## WHAT IS REQUIRED
In the items below, copy out word for word the lines from the one containing "360, 705, 386]" through the one containing "231, 1476, 258]", with both of those lines included.

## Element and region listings
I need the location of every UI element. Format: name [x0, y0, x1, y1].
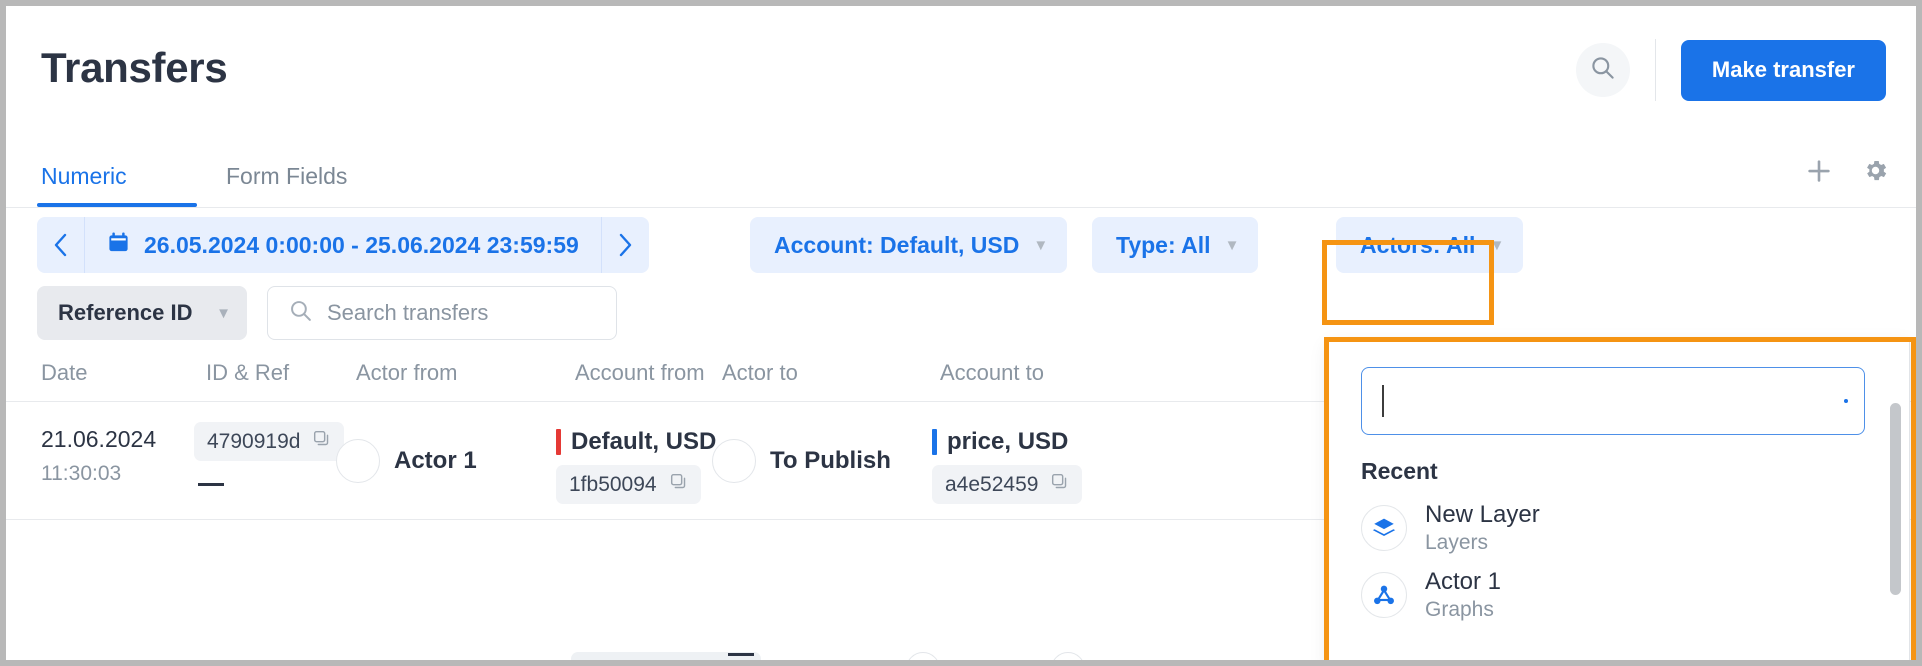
column-header-account-from[interactable]: Account from	[575, 360, 705, 386]
dropdown-section-title: Recent	[1361, 458, 1438, 484]
tab-numeric-label: Numeric	[41, 162, 127, 189]
row-account-to-chip[interactable]: a4e52459	[932, 465, 1083, 504]
date-range-label: 26.05.2024 0:00:00 - 25.06.2024 23:59:59	[144, 231, 579, 258]
cell-actor-to: To Publish	[712, 439, 891, 483]
filter-chip-actors-label: Actors: All	[1360, 231, 1476, 258]
cell-account-from: Default, USD 1fb50094	[556, 428, 716, 504]
filter-bar: 26.05.2024 0:00:00 - 25.06.2024 23:59:59…	[6, 208, 1916, 280]
row-account-to-title: price, USD	[932, 428, 1082, 456]
search-row: Reference ID ▼ Search transfers	[6, 280, 1916, 346]
filter-chip-account[interactable]: Account: Default, USD ▼	[750, 217, 1068, 273]
dropdown-item-new-layer[interactable]: New Layer Layers	[1351, 497, 1871, 559]
copy-icon[interactable]	[312, 429, 331, 454]
chevron-down-icon: ▼	[216, 304, 231, 322]
row-actor-to: To Publish	[770, 447, 891, 474]
cell-account-to: price, USD a4e52459	[932, 428, 1083, 504]
dropdown-item-subtitle: Layers	[1425, 530, 1489, 554]
column-header-date[interactable]: Date	[41, 360, 87, 386]
dropdown-item-title: Actor 1	[1425, 568, 1502, 596]
input-indicator-dot	[1844, 399, 1848, 403]
search-field-selector[interactable]: Reference ID ▼	[37, 286, 247, 340]
copy-icon[interactable]	[669, 472, 688, 497]
actors-dropdown-panel: Recent New Layer Layers Actor 1 Graphs	[1328, 341, 1910, 660]
tab-form-fields-label: Form Fields	[226, 162, 348, 189]
filter-chip-type-label: Type: All	[1116, 231, 1211, 258]
avatar	[1051, 652, 1085, 660]
calendar-icon	[107, 231, 130, 260]
copy-icon[interactable]	[1050, 472, 1069, 497]
row-account-from-title: Default, USD	[556, 428, 716, 456]
search-icon	[288, 298, 313, 328]
filter-chip-account-label: Account: Default, USD	[774, 231, 1020, 258]
row-time: 11:30:03	[41, 462, 122, 485]
dropdown-item-actor-1[interactable]: Actor 1 Graphs	[1351, 564, 1871, 626]
search-input-placeholder: Search transfers	[327, 300, 489, 325]
chevron-down-icon: ▼	[1224, 236, 1240, 254]
tab-active-underline	[37, 203, 197, 207]
search-icon	[1589, 54, 1616, 86]
avatar	[906, 652, 940, 660]
dropdown-item-subtitle: Graphs	[1425, 597, 1494, 621]
tab-bar-actions	[1802, 156, 1892, 190]
search-field-selector-label: Reference ID	[58, 300, 193, 325]
account-color-bar	[556, 429, 561, 455]
cell-date: 21.06.2024 11:30:03	[41, 426, 156, 486]
column-header-actor-from[interactable]: Actor from	[356, 360, 457, 386]
date-prev-button[interactable]	[37, 217, 84, 273]
page-title: Transfers	[41, 44, 228, 91]
tab-numeric[interactable]: Numeric	[41, 145, 127, 207]
account-color-bar	[932, 429, 937, 455]
row-id-chip[interactable]: 4790919d	[194, 422, 345, 461]
date-range-value-button[interactable]: 26.05.2024 0:00:00 - 25.06.2024 23:59:59	[85, 217, 601, 273]
row-account-from-id-wrap: 1fb50094	[556, 465, 716, 504]
text-cursor	[1382, 385, 1384, 417]
row-date: 21.06.2024	[41, 426, 157, 452]
gear-icon	[1862, 157, 1889, 189]
layers-icon	[1361, 505, 1407, 551]
graph-icon	[1361, 572, 1407, 618]
page-header: Transfers Make transfer	[6, 6, 1916, 145]
row-account-from: Default, USD	[571, 428, 717, 455]
row-account-from-id: 1fb50094	[569, 472, 657, 496]
chevron-down-icon: ▼	[1489, 236, 1505, 254]
row-account-to-id-wrap: a4e52459	[932, 465, 1083, 504]
row-account-from-chip[interactable]: 1fb50094	[556, 465, 701, 504]
dropdown-item-title: New Layer	[1425, 501, 1540, 529]
column-header-account-to[interactable]: Account to	[940, 360, 1044, 386]
cell-actor-from: Actor 1	[336, 439, 477, 483]
row-ref-empty	[198, 483, 224, 486]
search-input-wrapper[interactable]: Search transfers	[267, 286, 617, 340]
row-account-to: price, USD	[947, 428, 1069, 455]
make-transfer-button[interactable]: Make transfer	[1680, 39, 1886, 101]
date-range-filter[interactable]: 26.05.2024 0:00:00 - 25.06.2024 23:59:59	[37, 217, 649, 273]
chevron-left-icon	[54, 233, 66, 257]
header-divider	[1654, 39, 1656, 101]
cell-id-ref: 4790919d	[194, 422, 345, 486]
date-next-button[interactable]	[602, 217, 649, 273]
row-id-value: 4790919d	[207, 429, 301, 453]
dropdown-item-text: New Layer Layers	[1425, 502, 1540, 553]
filter-chip-actors[interactable]: Actors: All ▼	[1336, 217, 1524, 273]
tab-form-fields[interactable]: Form Fields	[226, 145, 347, 207]
dropdown-scrollbar[interactable]	[1890, 403, 1901, 595]
actors-search-input[interactable]	[1361, 367, 1865, 435]
row-account-to-id: a4e52459	[945, 472, 1039, 496]
tab-bar: Numeric Form Fields	[6, 145, 1916, 208]
partial-row-dash	[728, 653, 754, 656]
column-header-actor-to[interactable]: Actor to	[722, 360, 798, 386]
avatar	[712, 439, 756, 483]
chevron-right-icon	[620, 233, 632, 257]
dropdown-item-text: Actor 1 Graphs	[1425, 569, 1501, 620]
search-icon-button[interactable]	[1575, 43, 1630, 97]
app-window: Transfers Make transfer Numeric Form Fie…	[0, 0, 1922, 666]
column-header-id-ref[interactable]: ID & Ref	[206, 360, 289, 386]
plus-icon	[1804, 156, 1834, 191]
chevron-down-icon: ▼	[1033, 236, 1049, 254]
settings-button[interactable]	[1858, 156, 1892, 190]
row-actor-from: Actor 1	[394, 447, 477, 474]
add-column-button[interactable]	[1802, 156, 1836, 190]
header-actions: Make transfer	[1575, 39, 1886, 101]
filter-chip-type[interactable]: Type: All ▼	[1092, 217, 1259, 273]
avatar	[336, 439, 380, 483]
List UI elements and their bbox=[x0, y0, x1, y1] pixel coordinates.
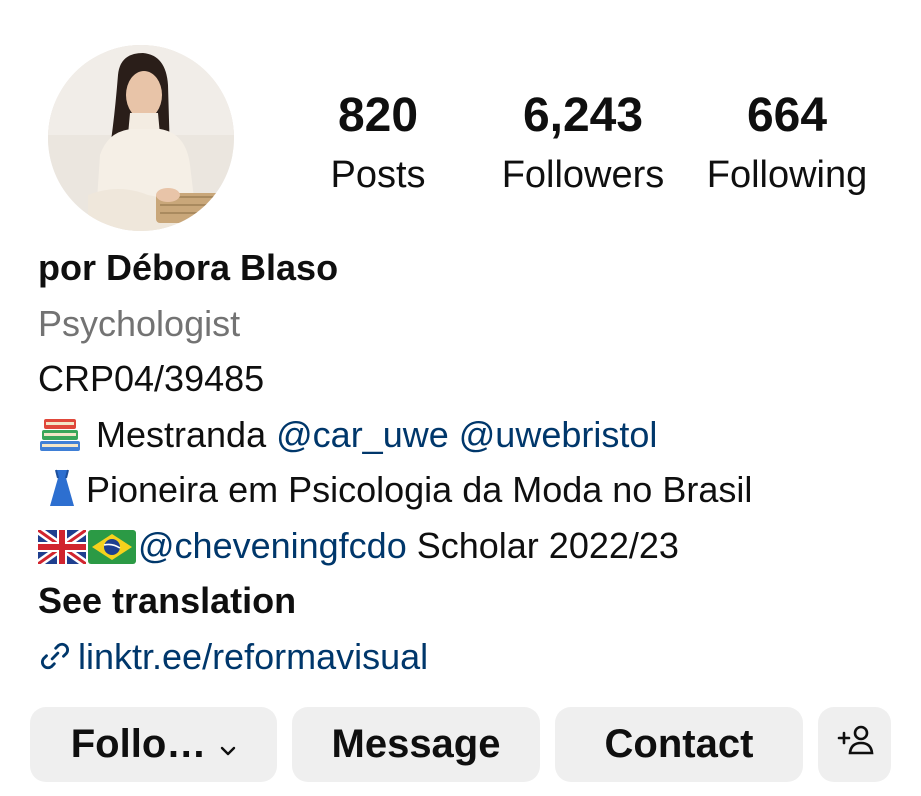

## FULL OUTPUT
column-header-account-from[interactable]: Account from	[575, 360, 705, 386]
dropdown-section-title: Recent	[1361, 458, 1438, 484]
tab-numeric-label: Numeric	[41, 162, 127, 189]
row-account-to-chip[interactable]: a4e52459	[932, 465, 1083, 504]
date-range-label: 26.05.2024 0:00:00 - 25.06.2024 23:59:59	[144, 231, 579, 258]
cell-actor-to: To Publish	[712, 439, 891, 483]
filter-chip-actors-label: Actors: All	[1360, 231, 1476, 258]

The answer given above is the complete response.